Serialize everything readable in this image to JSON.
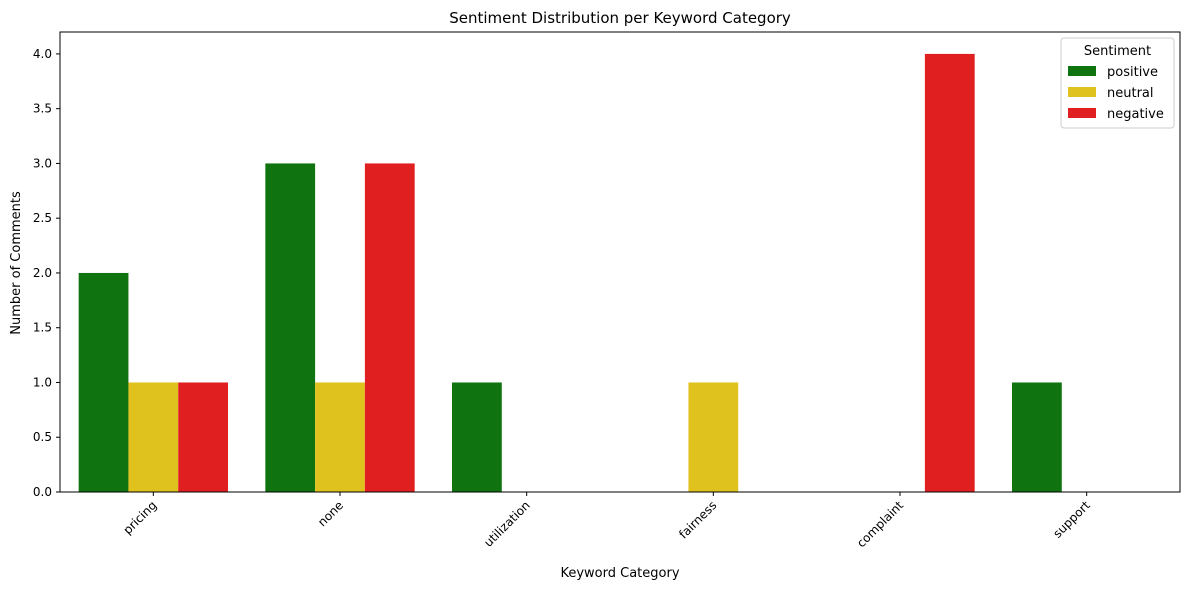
{
  "chart_data": {
    "type": "bar",
    "title": "Sentiment Distribution per Keyword Category",
    "xlabel": "Keyword Category",
    "ylabel": "Number of Comments",
    "categories": [
      "pricing",
      "none",
      "utilization",
      "fairness",
      "complaint",
      "support"
    ],
    "series": [
      {
        "name": "positive",
        "color": "#0f730f",
        "values": [
          2,
          3,
          1,
          0,
          0,
          1
        ]
      },
      {
        "name": "neutral",
        "color": "#e0c21e",
        "values": [
          1,
          1,
          0,
          1,
          0,
          0
        ]
      },
      {
        "name": "negative",
        "color": "#e02020",
        "values": [
          1,
          3,
          0,
          0,
          4,
          0
        ]
      }
    ],
    "ylim": [
      0,
      4.2
    ],
    "yticks": [
      "0.0",
      "0.5",
      "1.0",
      "1.5",
      "2.0",
      "2.5",
      "3.0",
      "3.5",
      "4.0"
    ],
    "legend": {
      "title": "Sentiment",
      "placement": "top-right"
    },
    "grid": false
  }
}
=-=-=
Task = Return every line from the records above that holds the word "Keyword".

Worked answer =
    "title": "Sentiment Distribution per Keyword Category",
    "xlabel": "Keyword Category",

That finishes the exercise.